◆ Problem statement ◆
Note how many lines of the data below hold the word "Distribution", then give that number with no other text.

◆ Material shown ◆
= Beginning of Section =

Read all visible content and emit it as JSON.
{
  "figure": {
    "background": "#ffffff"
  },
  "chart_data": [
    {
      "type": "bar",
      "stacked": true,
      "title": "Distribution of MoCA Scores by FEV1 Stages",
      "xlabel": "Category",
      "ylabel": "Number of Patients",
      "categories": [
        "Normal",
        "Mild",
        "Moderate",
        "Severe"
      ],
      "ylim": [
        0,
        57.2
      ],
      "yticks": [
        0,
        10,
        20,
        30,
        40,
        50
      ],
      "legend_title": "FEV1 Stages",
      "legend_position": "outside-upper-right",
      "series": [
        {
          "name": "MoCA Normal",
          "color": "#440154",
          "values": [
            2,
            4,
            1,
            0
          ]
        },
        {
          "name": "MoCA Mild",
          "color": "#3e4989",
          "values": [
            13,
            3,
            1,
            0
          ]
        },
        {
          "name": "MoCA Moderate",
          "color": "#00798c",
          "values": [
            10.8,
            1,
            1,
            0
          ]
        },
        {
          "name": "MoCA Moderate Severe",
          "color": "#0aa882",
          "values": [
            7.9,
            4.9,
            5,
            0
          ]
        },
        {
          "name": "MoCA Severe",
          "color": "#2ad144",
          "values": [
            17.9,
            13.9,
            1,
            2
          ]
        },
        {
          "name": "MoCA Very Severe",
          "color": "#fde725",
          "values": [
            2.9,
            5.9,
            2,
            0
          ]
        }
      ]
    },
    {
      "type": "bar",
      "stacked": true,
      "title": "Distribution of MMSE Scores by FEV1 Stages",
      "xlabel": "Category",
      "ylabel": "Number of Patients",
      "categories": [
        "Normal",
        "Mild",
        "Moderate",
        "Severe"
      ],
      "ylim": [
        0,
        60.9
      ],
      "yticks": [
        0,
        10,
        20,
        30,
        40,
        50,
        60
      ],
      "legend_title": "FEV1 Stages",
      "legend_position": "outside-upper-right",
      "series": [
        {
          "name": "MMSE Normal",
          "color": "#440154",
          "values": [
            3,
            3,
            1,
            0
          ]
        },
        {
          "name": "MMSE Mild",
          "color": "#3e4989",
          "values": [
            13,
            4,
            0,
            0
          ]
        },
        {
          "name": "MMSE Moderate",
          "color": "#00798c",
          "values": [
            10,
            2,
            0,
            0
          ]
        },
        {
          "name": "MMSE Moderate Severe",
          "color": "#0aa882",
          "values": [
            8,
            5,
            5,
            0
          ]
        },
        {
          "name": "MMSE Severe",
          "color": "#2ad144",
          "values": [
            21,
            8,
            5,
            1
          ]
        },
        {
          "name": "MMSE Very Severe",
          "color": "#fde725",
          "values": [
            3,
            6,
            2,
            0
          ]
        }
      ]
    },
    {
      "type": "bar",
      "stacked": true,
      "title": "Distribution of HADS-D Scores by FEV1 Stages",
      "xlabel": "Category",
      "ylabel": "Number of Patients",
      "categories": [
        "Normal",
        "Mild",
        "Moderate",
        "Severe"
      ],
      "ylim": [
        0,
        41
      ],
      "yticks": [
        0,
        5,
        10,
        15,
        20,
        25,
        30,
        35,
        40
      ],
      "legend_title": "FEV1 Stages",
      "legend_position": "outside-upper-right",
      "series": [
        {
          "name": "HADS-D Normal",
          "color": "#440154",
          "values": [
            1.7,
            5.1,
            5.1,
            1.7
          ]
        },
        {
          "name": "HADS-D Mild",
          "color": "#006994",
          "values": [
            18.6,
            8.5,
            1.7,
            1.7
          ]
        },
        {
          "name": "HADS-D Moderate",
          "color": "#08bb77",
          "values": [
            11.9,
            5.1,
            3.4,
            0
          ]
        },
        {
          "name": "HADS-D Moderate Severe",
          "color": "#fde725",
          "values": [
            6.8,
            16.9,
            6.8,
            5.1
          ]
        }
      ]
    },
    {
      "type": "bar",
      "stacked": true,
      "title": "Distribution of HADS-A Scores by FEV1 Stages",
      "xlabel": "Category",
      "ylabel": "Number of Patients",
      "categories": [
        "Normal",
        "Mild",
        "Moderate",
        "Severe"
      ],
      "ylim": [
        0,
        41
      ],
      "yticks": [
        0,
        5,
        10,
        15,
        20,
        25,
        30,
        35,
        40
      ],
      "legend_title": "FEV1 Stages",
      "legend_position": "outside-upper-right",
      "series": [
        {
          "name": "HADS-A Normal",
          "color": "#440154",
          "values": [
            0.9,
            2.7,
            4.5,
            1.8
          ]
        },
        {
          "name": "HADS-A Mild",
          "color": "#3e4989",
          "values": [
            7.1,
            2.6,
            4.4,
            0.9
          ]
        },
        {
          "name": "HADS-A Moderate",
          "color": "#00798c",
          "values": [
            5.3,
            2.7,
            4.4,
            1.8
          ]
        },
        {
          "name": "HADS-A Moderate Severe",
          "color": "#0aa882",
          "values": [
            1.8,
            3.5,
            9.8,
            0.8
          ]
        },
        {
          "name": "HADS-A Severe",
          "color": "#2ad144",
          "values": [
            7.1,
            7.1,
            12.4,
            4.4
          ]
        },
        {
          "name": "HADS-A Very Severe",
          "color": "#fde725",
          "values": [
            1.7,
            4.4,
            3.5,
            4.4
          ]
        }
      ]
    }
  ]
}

= End of Section =

◆ Task solution ◆
4